[TASK DETAILS]
Print the entries in full, word for word, but not the pictures.

Extracted records:
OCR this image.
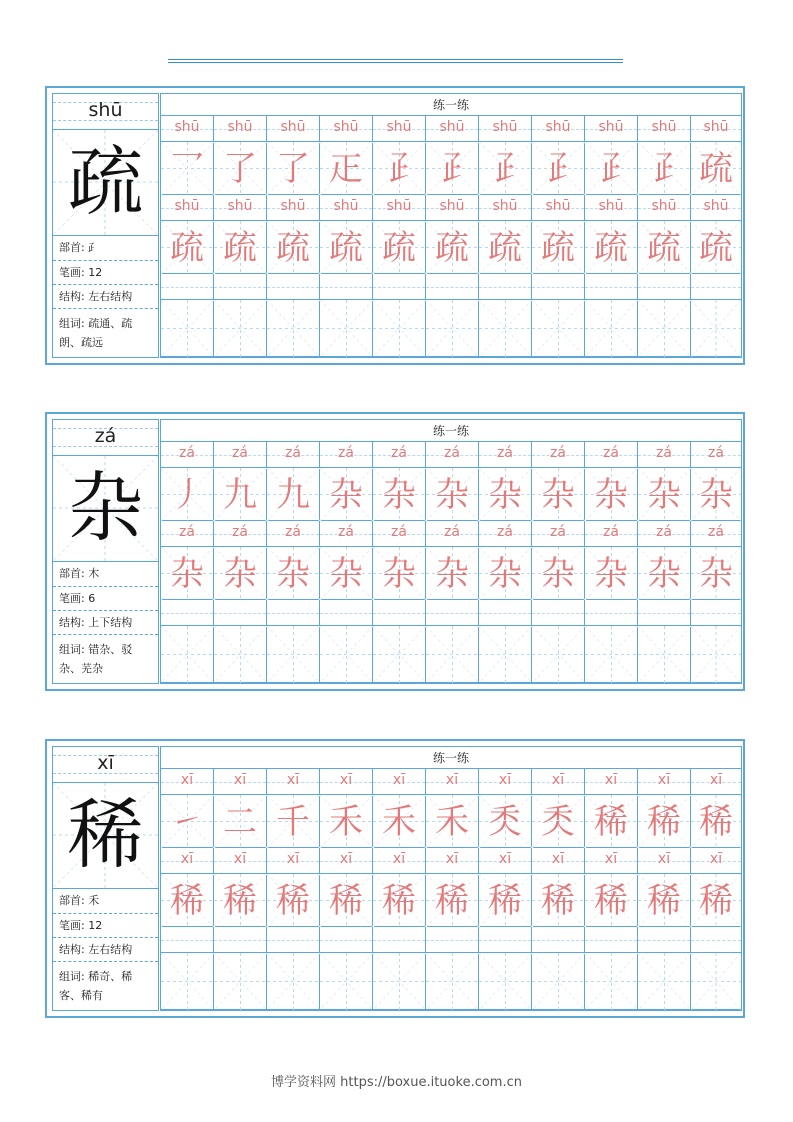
shū
疏
部首: ⺪
笔画: 12
结构: 左右结构
组词: 疏通、疏朗、疏远
练一练
shū	shū	shū	shū	shū	shū	shū	shū	shū	shū	shū
乛 了 了 𤴓 𤴔 𤴔 𤴔 𤴔 𤴔 𤴔 疏
shū	shū	shū	shū	shū	shū	shū	shū	shū	shū	shū
疏 疏 疏 疏 疏 疏 疏 疏 疏 疏 疏
zá
杂
部首: 木
笔画: 6
结构: 上下结构
组词: 错杂、驳杂、芜杂
练一练
zá	zá	zá	zá	zá	zá	zá	zá	zá	zá	zá
丿 九 九 杂 杂 杂 杂 杂 杂 杂 杂
zá	zá	zá	zá	zá	zá	zá	zá	zá	zá	zá
杂 杂 杂 杂 杂 杂 杂 杂 杂 杂 杂
xī
稀
部首: 禾
笔画: 12
结构: 左右结构
组词: 稀奇、稀客、稀有
练一练
xī	xī	xī	xī	xī	xī	xī	xī	xī	xī	xī
㇀ 二 千 禾 禾 禾 秂 秂 稀 稀 稀
xī	xī	xī	xī	xī	xī	xī	xī	xī	xī	xī
稀 稀 稀 稀 稀 稀 稀 稀 稀 稀 稀
博学资料网 https://boxue.ituoke.com.cn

[EXERCISE SOLUTION]
OCR this image.
shū
疏
部首: ⺪
笔画: 12
结构: 左右结构
组词: 疏通、疏朗、疏远
练一练
shū	shū	shū	shū	shū	shū	shū	shū	shū	shū	shū
乛 了 了 𤴓 𤴔 𤴔 𤴔 𤴔 𤴔 𤴔 疏
shū	shū	shū	shū	shū	shū	shū	shū	shū	shū	shū
疏 疏 疏 疏 疏 疏 疏 疏 疏 疏 疏
zá
杂
部首: 木
笔画: 6
结构: 上下结构
组词: 错杂、驳杂、芜杂
练一练
zá	zá	zá	zá	zá	zá	zá	zá	zá	zá	zá
丿 九 九 杂 杂 杂 杂 杂 杂 杂 杂
zá	zá	zá	zá	zá	zá	zá	zá	zá	zá	zá
杂 杂 杂 杂 杂 杂 杂 杂 杂 杂 杂
xī
稀
部首: 禾
笔画: 12
结构: 左右结构
组词: 稀奇、稀客、稀有
练一练
xī	xī	xī	xī	xī	xī	xī	xī	xī	xī	xī
㇀ 二 千 禾 禾 禾 秂 秂 稀 稀 稀
xī	xī	xī	xī	xī	xī	xī	xī	xī	xī	xī
稀 稀 稀 稀 稀 稀 稀 稀 稀 稀 稀
博学资料网 https://boxue.ituoke.com.cn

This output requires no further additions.